> _Problem statement_
Go through the records and extract every line with the word "color".

((

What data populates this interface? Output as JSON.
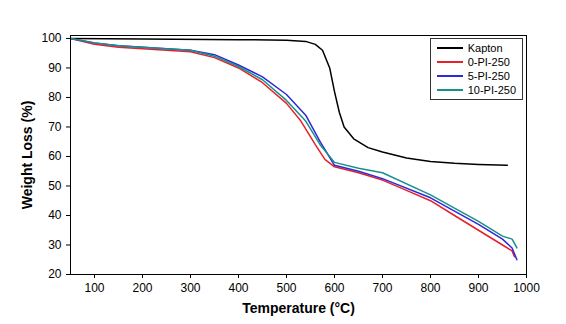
{
  "chart_data": {
    "type": "line",
    "x_label": "Temperature (°C)",
    "y_label": "Weight Loss (%)",
    "xlim": [
      50,
      1000
    ],
    "ylim": [
      20,
      101
    ],
    "xticks": [
      100,
      200,
      300,
      400,
      500,
      600,
      700,
      800,
      900,
      1000
    ],
    "yticks": [
      20,
      30,
      40,
      50,
      60,
      70,
      80,
      90,
      100
    ],
    "grid": false,
    "legend": "upper right",
    "series": [
      {
        "name": "Kapton",
        "color": "#000000",
        "x": [
          50,
          200,
          400,
          500,
          540,
          560,
          575,
          590,
          600,
          610,
          620,
          640,
          670,
          700,
          750,
          800,
          850,
          900,
          960
        ],
        "values": [
          100,
          99.8,
          99.6,
          99.4,
          99,
          98,
          96,
          90,
          82,
          75,
          70,
          66,
          63,
          61.5,
          59.5,
          58.3,
          57.7,
          57.3,
          57
        ]
      },
      {
        "name": "0-PI-250",
        "color": "#e8202a",
        "x": [
          50,
          100,
          150,
          200,
          300,
          350,
          400,
          450,
          500,
          530,
          560,
          580,
          600,
          650,
          700,
          750,
          800,
          850,
          900,
          950,
          970,
          975
        ],
        "values": [
          100,
          98,
          97,
          96.5,
          95.5,
          93.5,
          90,
          85,
          78,
          72,
          64,
          59,
          56.5,
          54.5,
          52,
          48.5,
          45,
          40,
          35,
          30,
          28,
          26
        ]
      },
      {
        "name": "5-PI-250",
        "color": "#2a2ad8",
        "x": [
          50,
          100,
          150,
          200,
          300,
          350,
          400,
          450,
          500,
          540,
          570,
          600,
          650,
          700,
          800,
          900,
          950,
          970,
          980
        ],
        "values": [
          100,
          98.5,
          97.5,
          97,
          96,
          94.5,
          91,
          87,
          81,
          74,
          65,
          57,
          55,
          52.5,
          46,
          37,
          32,
          29,
          25
        ]
      },
      {
        "name": "10-PI-250",
        "color": "#1a8f8a",
        "x": [
          50,
          100,
          150,
          200,
          300,
          350,
          400,
          450,
          500,
          540,
          570,
          600,
          650,
          700,
          800,
          900,
          950,
          970,
          980
        ],
        "values": [
          100,
          98.5,
          97.5,
          97,
          96,
          94,
          90.5,
          86,
          79,
          72,
          64,
          58,
          56,
          54.5,
          47,
          38,
          33,
          32,
          29
        ]
      }
    ]
  }
}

))

> _Written solution_
        "color": "#000000",
        "color": "#e8202a",
        "color": "#2a2ad8",
        "color": "#1a8f8a",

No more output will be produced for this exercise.